Collect every row that contains the string "question", treating uppercase and lowercase as different, and copy each such row out.

-- start of Records supplied --

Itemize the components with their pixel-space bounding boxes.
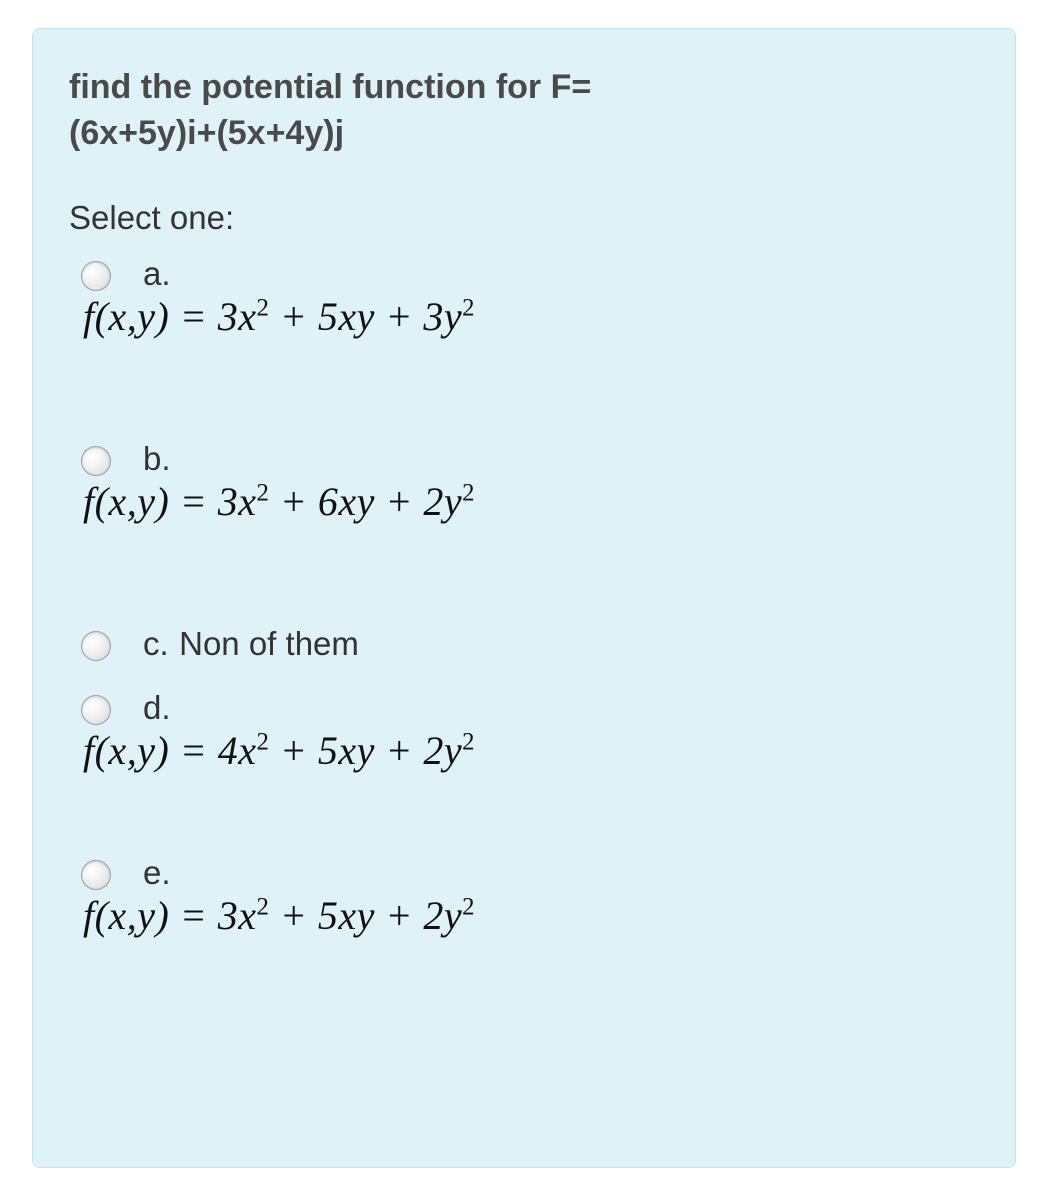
option-c[interactable]: c. Non of them bbox=[81, 625, 979, 663]
option-e[interactable]: e. f(x,y) = 3x2 + 5xy + 2y2 bbox=[81, 854, 979, 939]
question-text: find the potential function for F= (6x+5… bbox=[69, 65, 979, 157]
option-b[interactable]: b. f(x,y) = 3x2 + 6xy + 2y2 bbox=[81, 440, 979, 525]
select-one-prompt: Select one: bbox=[69, 199, 979, 237]
option-a-formula: f(x,y) = 3x2 + 5xy + 3y2 bbox=[83, 293, 979, 340]
option-c-text: Non of them bbox=[179, 625, 359, 662]
question-line1: find the potential function for F= bbox=[69, 68, 591, 106]
option-d-formula: f(x,y) = 4x2 + 5xy + 2y2 bbox=[83, 727, 979, 774]
option-e-formula: f(x,y) = 3x2 + 5xy + 2y2 bbox=[83, 892, 979, 939]
radio-d[interactable] bbox=[81, 695, 111, 725]
radio-c[interactable] bbox=[81, 631, 111, 661]
option-e-label: e. bbox=[143, 854, 979, 892]
option-c-label: c. bbox=[143, 625, 169, 662]
option-a-label: a. bbox=[143, 255, 979, 293]
option-b-label: b. bbox=[143, 440, 979, 478]
question-line2: (6x+5y)i+(5x+4y)j bbox=[69, 114, 344, 152]
question-card: find the potential function for F= (6x+5… bbox=[32, 28, 1016, 1168]
option-e-body: e. f(x,y) = 3x2 + 5xy + 2y2 bbox=[143, 854, 979, 939]
option-d[interactable]: d. f(x,y) = 4x2 + 5xy + 2y2 bbox=[81, 689, 979, 774]
options-group: a. f(x,y) = 3x2 + 5xy + 3y2 b. f(x,y) = … bbox=[69, 255, 979, 939]
option-b-body: b. f(x,y) = 3x2 + 6xy + 2y2 bbox=[143, 440, 979, 525]
radio-b[interactable] bbox=[81, 446, 111, 476]
option-a-body: a. f(x,y) = 3x2 + 5xy + 3y2 bbox=[143, 255, 979, 340]
option-d-body: d. f(x,y) = 4x2 + 5xy + 2y2 bbox=[143, 689, 979, 774]
radio-e[interactable] bbox=[81, 860, 111, 890]
option-d-label: d. bbox=[143, 689, 979, 727]
page: find the potential function for F= (6x+5… bbox=[0, 0, 1048, 1200]
option-c-body: c. Non of them bbox=[143, 625, 979, 663]
option-a[interactable]: a. f(x,y) = 3x2 + 5xy + 3y2 bbox=[81, 255, 979, 340]
option-b-formula: f(x,y) = 3x2 + 6xy + 2y2 bbox=[83, 478, 979, 525]
radio-a[interactable] bbox=[81, 261, 111, 291]
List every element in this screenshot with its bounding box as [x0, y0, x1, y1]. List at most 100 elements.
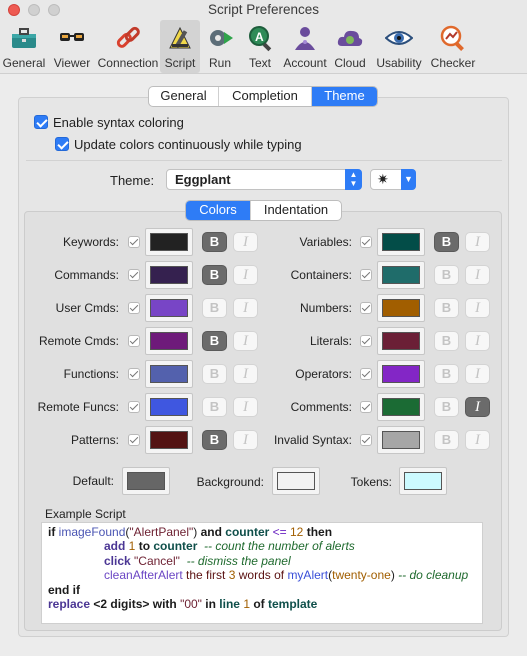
comments-checkbox[interactable]: [360, 401, 372, 413]
invalid-syntax-checkbox[interactable]: [360, 434, 372, 446]
numbers-italic-toggle[interactable]: I: [465, 298, 490, 318]
tokens-label: Tokens:: [350, 475, 392, 489]
literals-bold-toggle[interactable]: B: [434, 331, 459, 351]
comments-color-well[interactable]: [377, 393, 425, 421]
remote-funcs-checkbox[interactable]: [128, 401, 140, 413]
toolbar-run[interactable]: Run: [200, 20, 240, 73]
variables-checkbox[interactable]: [360, 236, 372, 248]
example-script-view[interactable]: if imageFound("AlertPanel") and counter …: [41, 522, 483, 624]
variables-bold-toggle[interactable]: B: [434, 232, 459, 252]
functions-checkbox[interactable]: [128, 368, 140, 380]
containers-color-well[interactable]: [377, 261, 425, 289]
literals-checkbox[interactable]: [360, 335, 372, 347]
literals-label: Literals:: [309, 334, 352, 348]
invalid-syntax-bold-toggle[interactable]: B: [434, 430, 459, 450]
containers-bold-toggle[interactable]: B: [434, 265, 459, 285]
comments-italic-toggle[interactable]: I: [465, 397, 490, 417]
token-chunk: words of: [235, 568, 288, 583]
patterns-italic-toggle[interactable]: I: [233, 430, 258, 450]
invalid-syntax-color-well[interactable]: [377, 426, 425, 454]
token-operator: <=: [269, 525, 290, 539]
token-paren: ): [193, 525, 201, 539]
keywords-checkbox[interactable]: [128, 236, 140, 248]
toolbar-viewer[interactable]: Viewer: [48, 20, 96, 73]
tab-indentation[interactable]: Indentation: [251, 201, 341, 220]
patterns-color-swatch: [150, 431, 188, 449]
toolbar-general[interactable]: General: [0, 20, 48, 73]
window-titlebar: Script Preferences General Viewer Connec…: [0, 0, 527, 74]
user-cmds-checkbox[interactable]: [128, 302, 140, 314]
theme-select[interactable]: Eggplant ▲ ▼: [166, 169, 362, 190]
numbers-color-well[interactable]: [377, 294, 425, 322]
user-cmds-italic-toggle[interactable]: I: [233, 298, 258, 318]
tab-colors[interactable]: Colors: [186, 201, 251, 220]
operators-color-well[interactable]: [377, 360, 425, 388]
user-cmds-color-well[interactable]: [145, 294, 193, 322]
variables-italic-toggle[interactable]: I: [465, 232, 490, 252]
remote-cmds-color-well[interactable]: [145, 327, 193, 355]
remote-funcs-bold-toggle[interactable]: B: [202, 397, 227, 417]
token-keyword: in: [201, 597, 220, 612]
background-color-well[interactable]: [272, 467, 320, 495]
keywords-color-well[interactable]: [145, 228, 193, 256]
toolbar-text[interactable]: A Text: [240, 20, 280, 73]
user-cmds-bold-toggle[interactable]: B: [202, 298, 227, 318]
script-line: cleanAfterAlert the first 3 words of myA…: [48, 568, 476, 582]
chevron-down-icon: ▼: [401, 169, 416, 190]
remote-funcs-color-well[interactable]: [145, 393, 193, 421]
default-color-well[interactable]: [122, 467, 170, 495]
token-variable: template: [268, 597, 318, 612]
containers-italic-toggle[interactable]: I: [465, 265, 490, 285]
toolbar-label: Run: [208, 56, 231, 70]
operators-italic-toggle[interactable]: I: [465, 364, 490, 384]
patterns-color-well[interactable]: [145, 426, 193, 454]
patterns-bold-toggle[interactable]: B: [202, 430, 227, 450]
functions-italic-toggle[interactable]: I: [233, 364, 258, 384]
literals-color-well[interactable]: [377, 327, 425, 355]
functions-bold-toggle[interactable]: B: [202, 364, 227, 384]
toolbar-script[interactable]: Script: [160, 20, 200, 73]
remote-funcs-italic-toggle[interactable]: I: [233, 397, 258, 417]
toolbar-account[interactable]: Account: [280, 20, 330, 73]
operators-checkbox[interactable]: [360, 368, 372, 380]
keywords-bold-toggle[interactable]: B: [202, 232, 227, 252]
functions-color-well[interactable]: [145, 360, 193, 388]
toolbar-usability[interactable]: Usability: [370, 20, 428, 73]
toolbar-cloud[interactable]: Cloud: [330, 20, 370, 73]
remote-cmds-italic-toggle[interactable]: I: [233, 331, 258, 351]
token-keyword: if: [48, 525, 59, 539]
remote-cmds-bold-toggle[interactable]: B: [202, 331, 227, 351]
tokens-color-well[interactable]: [399, 467, 447, 495]
comments-bold-toggle[interactable]: B: [434, 397, 459, 417]
numbers-bold-toggle[interactable]: B: [434, 298, 459, 318]
chevron-updown-icon: ▲ ▼: [345, 169, 362, 190]
token-command: add: [104, 539, 129, 554]
operators-label: Operators:: [295, 367, 352, 381]
toolbar-connection[interactable]: Connection: [96, 20, 160, 73]
commands-color-well[interactable]: [145, 261, 193, 289]
commands-checkbox[interactable]: [128, 269, 140, 281]
toolbar-label: Account: [283, 56, 327, 70]
update-colors-checkbox[interactable]: [55, 137, 69, 151]
tab-theme[interactable]: Theme: [312, 87, 377, 106]
commands-bold-toggle[interactable]: B: [202, 265, 227, 285]
invalid-syntax-italic-toggle[interactable]: I: [465, 430, 490, 450]
chain-link-icon: [113, 23, 143, 53]
literals-italic-toggle[interactable]: I: [465, 331, 490, 351]
remote-cmds-checkbox[interactable]: [128, 335, 140, 347]
operators-bold-toggle[interactable]: B: [434, 364, 459, 384]
numbers-checkbox[interactable]: [360, 302, 372, 314]
syntax-coloring-checkbox[interactable]: [34, 115, 48, 129]
keywords-italic-toggle[interactable]: I: [233, 232, 258, 252]
token-user-command: cleanAfterAlert: [104, 568, 183, 583]
commands-italic-toggle[interactable]: I: [233, 265, 258, 285]
variables-color-well[interactable]: [377, 228, 425, 256]
token-comment: -- dismiss the panel: [179, 553, 291, 568]
theme-value: Eggplant: [175, 172, 231, 187]
containers-checkbox[interactable]: [360, 269, 372, 281]
tab-general[interactable]: General: [149, 87, 219, 106]
patterns-checkbox[interactable]: [128, 434, 140, 446]
toolbar-checker[interactable]: Checker: [428, 20, 478, 73]
tab-completion[interactable]: Completion: [219, 87, 312, 106]
theme-actions-button[interactable]: ✷ ▼: [370, 169, 416, 190]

-- end of Records supplied --

# Result
question-text: find the potential function for F= (6x+5… bbox=[69, 65, 979, 157]
question-line1: find the potential function for F= bbox=[69, 68, 591, 106]
question-line2: (6x+5y)i+(5x+4y)j bbox=[69, 114, 344, 152]
question-card: find the potential function for F= (6x+5… bbox=[32, 28, 1016, 1168]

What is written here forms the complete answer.